* **Problem to solve**:
Would you retype all of these records exactly?

* **Available data**:

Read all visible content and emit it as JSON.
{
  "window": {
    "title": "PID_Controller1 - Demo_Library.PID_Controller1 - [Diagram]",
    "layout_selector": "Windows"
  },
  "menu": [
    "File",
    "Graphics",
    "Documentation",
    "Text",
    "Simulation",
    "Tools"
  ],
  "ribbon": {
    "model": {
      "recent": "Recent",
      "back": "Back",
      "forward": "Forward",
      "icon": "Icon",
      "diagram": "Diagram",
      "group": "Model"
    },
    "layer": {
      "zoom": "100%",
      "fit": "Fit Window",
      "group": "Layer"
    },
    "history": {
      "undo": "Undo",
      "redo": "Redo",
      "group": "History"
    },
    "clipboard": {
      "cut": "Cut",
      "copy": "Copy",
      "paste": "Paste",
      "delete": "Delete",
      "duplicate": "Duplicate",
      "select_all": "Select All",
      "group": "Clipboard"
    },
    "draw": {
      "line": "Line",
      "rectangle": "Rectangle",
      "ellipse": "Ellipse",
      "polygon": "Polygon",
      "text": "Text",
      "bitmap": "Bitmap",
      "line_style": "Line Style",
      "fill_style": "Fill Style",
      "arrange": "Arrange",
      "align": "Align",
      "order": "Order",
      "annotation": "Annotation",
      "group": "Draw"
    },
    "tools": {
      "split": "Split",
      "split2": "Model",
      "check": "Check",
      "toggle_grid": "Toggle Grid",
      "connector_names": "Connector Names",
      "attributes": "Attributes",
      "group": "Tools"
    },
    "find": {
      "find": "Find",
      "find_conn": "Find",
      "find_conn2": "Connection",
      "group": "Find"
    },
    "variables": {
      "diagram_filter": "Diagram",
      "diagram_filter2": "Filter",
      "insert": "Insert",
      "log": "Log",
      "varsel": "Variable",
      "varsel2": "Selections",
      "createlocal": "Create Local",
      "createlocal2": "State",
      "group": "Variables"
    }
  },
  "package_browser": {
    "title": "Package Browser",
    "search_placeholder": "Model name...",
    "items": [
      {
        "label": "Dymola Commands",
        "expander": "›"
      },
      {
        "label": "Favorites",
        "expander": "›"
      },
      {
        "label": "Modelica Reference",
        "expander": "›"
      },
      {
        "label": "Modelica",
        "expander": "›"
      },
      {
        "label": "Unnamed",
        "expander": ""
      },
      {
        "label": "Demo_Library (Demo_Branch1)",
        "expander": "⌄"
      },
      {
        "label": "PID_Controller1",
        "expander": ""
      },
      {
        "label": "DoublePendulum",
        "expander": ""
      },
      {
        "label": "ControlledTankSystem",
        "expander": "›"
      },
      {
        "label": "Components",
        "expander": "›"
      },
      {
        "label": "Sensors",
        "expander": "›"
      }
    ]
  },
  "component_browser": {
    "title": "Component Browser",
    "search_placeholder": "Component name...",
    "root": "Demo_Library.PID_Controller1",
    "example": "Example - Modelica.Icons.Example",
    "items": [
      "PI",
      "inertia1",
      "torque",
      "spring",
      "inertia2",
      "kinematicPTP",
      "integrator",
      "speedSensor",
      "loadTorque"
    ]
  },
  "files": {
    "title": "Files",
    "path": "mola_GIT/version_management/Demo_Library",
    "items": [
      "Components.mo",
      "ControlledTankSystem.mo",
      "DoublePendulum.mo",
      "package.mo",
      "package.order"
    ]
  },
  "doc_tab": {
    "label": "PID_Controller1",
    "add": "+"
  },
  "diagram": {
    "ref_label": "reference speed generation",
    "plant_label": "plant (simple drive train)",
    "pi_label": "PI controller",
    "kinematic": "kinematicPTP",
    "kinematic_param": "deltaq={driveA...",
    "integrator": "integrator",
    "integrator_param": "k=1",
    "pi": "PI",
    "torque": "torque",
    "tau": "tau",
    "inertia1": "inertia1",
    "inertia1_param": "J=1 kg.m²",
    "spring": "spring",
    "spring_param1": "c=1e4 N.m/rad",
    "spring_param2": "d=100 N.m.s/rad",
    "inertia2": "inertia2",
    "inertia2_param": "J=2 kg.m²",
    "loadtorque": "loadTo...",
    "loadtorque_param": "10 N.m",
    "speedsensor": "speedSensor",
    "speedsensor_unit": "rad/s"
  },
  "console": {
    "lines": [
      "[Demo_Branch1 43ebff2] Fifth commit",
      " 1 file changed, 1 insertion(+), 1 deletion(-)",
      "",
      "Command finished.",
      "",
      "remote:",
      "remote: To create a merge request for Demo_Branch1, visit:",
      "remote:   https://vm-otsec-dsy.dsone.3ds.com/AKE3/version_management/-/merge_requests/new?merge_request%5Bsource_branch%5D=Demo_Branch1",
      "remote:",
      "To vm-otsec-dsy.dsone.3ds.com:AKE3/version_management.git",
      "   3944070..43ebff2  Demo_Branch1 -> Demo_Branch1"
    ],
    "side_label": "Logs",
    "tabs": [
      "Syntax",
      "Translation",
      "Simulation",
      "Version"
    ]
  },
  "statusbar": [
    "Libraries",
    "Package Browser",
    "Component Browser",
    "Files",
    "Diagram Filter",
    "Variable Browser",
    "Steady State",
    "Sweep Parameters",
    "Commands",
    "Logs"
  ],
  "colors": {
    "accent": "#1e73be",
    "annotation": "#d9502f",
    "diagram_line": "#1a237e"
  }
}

* **Final result**:
Read all visible content and emit it as JSON.
{
  "window": {
    "title": "PID_Controller1 - Demo_Library.PID_Controller1 - [Diagram]",
    "layout_selector": "Windows"
  },
  "menu": [
    "File",
    "Graphics",
    "Documentation",
    "Text",
    "Simulation",
    "Tools"
  ],
  "ribbon": {
    "model": {
      "recent": "Recent",
      "back": "Back",
      "forward": "Forward",
      "icon": "Icon",
      "diagram": "Diagram",
      "group": "Model"
    },
    "layer": {
      "zoom": "100%",
      "fit": "Fit Window",
      "group": "Layer"
    },
    "history": {
      "undo": "Undo",
      "redo": "Redo",
      "group": "History"
    },
    "clipboard": {
      "cut": "Cut",
      "copy": "Copy",
      "paste": "Paste",
      "delete": "Delete",
      "duplicate": "Duplicate",
      "select_all": "Select All",
      "group": "Clipboard"
    },
    "draw": {
      "line": "Line",
      "rectangle": "Rectangle",
      "ellipse": "Ellipse",
      "polygon": "Polygon",
      "text": "Text",
      "bitmap": "Bitmap",
      "line_style": "Line Style",
      "fill_style": "Fill Style",
      "arrange": "Arrange",
      "align": "Align",
      "order": "Order",
      "annotation": "Annotation",
      "group": "Draw"
    },
    "tools": {
      "split": "Split",
      "split2": "Model",
      "check": "Check",
      "toggle_grid": "Toggle Grid",
      "connector_names": "Connector Names",
      "attributes": "Attributes",
      "group": "Tools"
    },
    "find": {
      "find": "Find",
      "find_conn": "Find",
      "find_conn2": "Connection",
      "group": "Find"
    },
    "variables": {
      "diagram_filter": "Diagram",
      "diagram_filter2": "Filter",
      "insert": "Insert",
      "log": "Log",
      "varsel": "Variable",
      "varsel2": "Selections",
      "createlocal": "Create Local",
      "createlocal2": "State",
      "group": "Variables"
    }
  },
  "package_browser": {
    "title": "Package Browser",
    "search_placeholder": "Model name...",
    "items": [
      {
        "label": "Dymola Commands",
        "expander": "›"
      },
      {
        "label": "Favorites",
        "expander": "›"
      },
      {
        "label": "Modelica Reference",
        "expander": "›"
      },
      {
        "label": "Modelica",
        "expander": "›"
      },
      {
        "label": "Unnamed",
        "expander": ""
      },
      {
        "label": "Demo_Library (Demo_Branch1)",
        "expander": "⌄"
      },
      {
        "label": "PID_Controller1",
        "expander": ""
      },
      {
        "label": "DoublePendulum",
        "expander": ""
      },
      {
        "label": "ControlledTankSystem",
        "expander": "›"
      },
      {
        "label": "Components",
        "expander": "›"
      },
      {
        "label": "Sensors",
        "expander": "›"
      }
    ]
  },
  "component_browser": {
    "title": "Component Browser",
    "search_placeholder": "Component name...",
    "root": "Demo_Library.PID_Controller1",
    "example": "Example - Modelica.Icons.Example",
    "items": [
      "PI",
      "inertia1",
      "torque",
      "spring",
      "inertia2",
      "kinematicPTP",
      "integrator",
      "speedSensor",
      "loadTorque"
    ]
  },
  "files": {
    "title": "Files",
    "path": "mola_GIT/version_management/Demo_Library",
    "items": [
      "Components.mo",
      "ControlledTankSystem.mo",
      "DoublePendulum.mo",
      "package.mo",
      "package.order"
    ]
  },
  "doc_tab": {
    "label": "PID_Controller1",
    "add": "+"
  },
  "diagram": {
    "ref_label": "reference speed generation",
    "plant_label": "plant (simple drive train)",
    "pi_label": "PI controller",
    "kinematic": "kinematicPTP",
    "kinematic_param": "deltaq={driveA...",
    "integrator": "integrator",
    "integrator_param": "k=1",
    "pi": "PI",
    "torque": "torque",
    "tau": "tau",
    "inertia1": "inertia1",
    "inertia1_param": "J=1 kg.m²",
    "spring": "spring",
    "spring_param1": "c=1e4 N.m/rad",
    "spring_param2": "d=100 N.m.s/rad",
    "inertia2": "inertia2",
    "inertia2_param": "J=2 kg.m²",
    "loadtorque": "loadTo...",
    "loadtorque_param": "10 N.m",
    "speedsensor": "speedSensor",
    "speedsensor_unit": "rad/s"
  },
  "console": {
    "lines": [
      "[Demo_Branch1 43ebff2] Fifth commit",
      " 1 file changed, 1 insertion(+), 1 deletion(-)",
      "",
      "Command finished.",
      "",
      "remote:",
      "remote: To create a merge request for Demo_Branch1, visit:",
      "remote:   https://vm-otsec-dsy.dsone.3ds.com/AKE3/version_management/-/merge_requests/new?merge_request%5Bsource_branch%5D=Demo_Branch1",
      "remote:",
      "To vm-otsec-dsy.dsone.3ds.com:AKE3/version_management.git",
      "   3944070..43ebff2  Demo_Branch1 -> Demo_Branch1"
    ],
    "side_label": "Logs",
    "tabs": [
      "Syntax",
      "Translation",
      "Simulation",
      "Version"
    ]
  },
  "statusbar": [
    "Libraries",
    "Package Browser",
    "Component Browser",
    "Files",
    "Diagram Filter",
    "Variable Browser",
    "Steady State",
    "Sweep Parameters",
    "Commands",
    "Logs"
  ],
  "colors": {
    "accent": "#1e73be",
    "annotation": "#d9502f",
    "diagram_line": "#1a237e"
  }
}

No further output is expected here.